## Records from a collection

····················

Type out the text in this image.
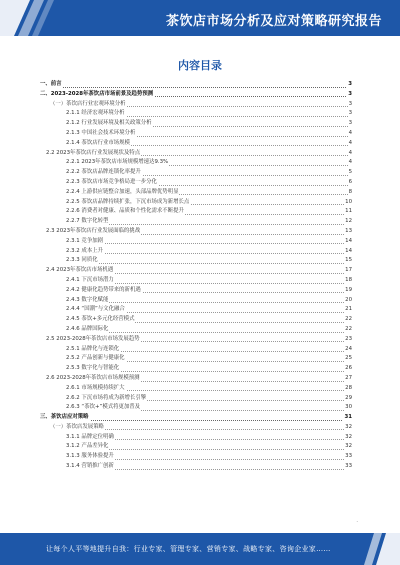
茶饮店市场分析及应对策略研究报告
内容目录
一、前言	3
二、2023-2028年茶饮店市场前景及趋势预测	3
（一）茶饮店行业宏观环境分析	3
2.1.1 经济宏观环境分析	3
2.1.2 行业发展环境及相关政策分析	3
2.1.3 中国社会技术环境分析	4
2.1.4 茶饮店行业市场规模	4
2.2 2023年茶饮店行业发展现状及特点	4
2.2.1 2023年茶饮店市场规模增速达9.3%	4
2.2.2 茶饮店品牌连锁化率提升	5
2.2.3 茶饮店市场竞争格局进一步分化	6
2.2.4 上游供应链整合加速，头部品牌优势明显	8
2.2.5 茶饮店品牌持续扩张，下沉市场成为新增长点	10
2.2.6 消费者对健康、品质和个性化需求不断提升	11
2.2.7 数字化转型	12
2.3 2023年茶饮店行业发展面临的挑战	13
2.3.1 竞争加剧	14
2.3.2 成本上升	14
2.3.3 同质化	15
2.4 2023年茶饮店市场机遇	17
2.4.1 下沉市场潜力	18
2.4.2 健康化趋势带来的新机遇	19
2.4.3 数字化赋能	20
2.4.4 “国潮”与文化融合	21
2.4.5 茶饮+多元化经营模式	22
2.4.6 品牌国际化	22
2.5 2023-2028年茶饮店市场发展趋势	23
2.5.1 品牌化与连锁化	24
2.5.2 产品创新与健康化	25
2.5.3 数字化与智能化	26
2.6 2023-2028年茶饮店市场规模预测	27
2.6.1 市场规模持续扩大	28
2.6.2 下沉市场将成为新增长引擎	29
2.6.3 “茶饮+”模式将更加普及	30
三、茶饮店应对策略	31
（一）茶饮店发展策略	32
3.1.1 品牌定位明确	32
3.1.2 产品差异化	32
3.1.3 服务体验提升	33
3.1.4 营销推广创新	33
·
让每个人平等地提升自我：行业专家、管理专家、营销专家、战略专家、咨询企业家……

····················

## Task prompt
Write the full listing out again with every line unchanged, but include no pictures.

## Finished exercise
Type out the text in this image.
茶饮店市场分析及应对策略研究报告
内容目录
一、前言	3
二、2023-2028年茶饮店市场前景及趋势预测	3
（一）茶饮店行业宏观环境分析	3
2.1.1 经济宏观环境分析	3
2.1.2 行业发展环境及相关政策分析	3
2.1.3 中国社会技术环境分析	4
2.1.4 茶饮店行业市场规模	4
2.2 2023年茶饮店行业发展现状及特点	4
2.2.1 2023年茶饮店市场规模增速达9.3%	4
2.2.2 茶饮店品牌连锁化率提升	5
2.2.3 茶饮店市场竞争格局进一步分化	6
2.2.4 上游供应链整合加速，头部品牌优势明显	8
2.2.5 茶饮店品牌持续扩张，下沉市场成为新增长点	10
2.2.6 消费者对健康、品质和个性化需求不断提升	11
2.2.7 数字化转型	12
2.3 2023年茶饮店行业发展面临的挑战	13
2.3.1 竞争加剧	14
2.3.2 成本上升	14
2.3.3 同质化	15
2.4 2023年茶饮店市场机遇	17
2.4.1 下沉市场潜力	18
2.4.2 健康化趋势带来的新机遇	19
2.4.3 数字化赋能	20
2.4.4 “国潮”与文化融合	21
2.4.5 茶饮+多元化经营模式	22
2.4.6 品牌国际化	22
2.5 2023-2028年茶饮店市场发展趋势	23
2.5.1 品牌化与连锁化	24
2.5.2 产品创新与健康化	25
2.5.3 数字化与智能化	26
2.6 2023-2028年茶饮店市场规模预测	27
2.6.1 市场规模持续扩大	28
2.6.2 下沉市场将成为新增长引擎	29
2.6.3 “茶饮+”模式将更加普及	30
三、茶饮店应对策略	31
（一）茶饮店发展策略	32
3.1.1 品牌定位明确	32
3.1.2 产品差异化	32
3.1.3 服务体验提升	33
3.1.4 营销推广创新	33
·
让每个人平等地提升自我：行业专家、管理专家、营销专家、战略专家、咨询企业家……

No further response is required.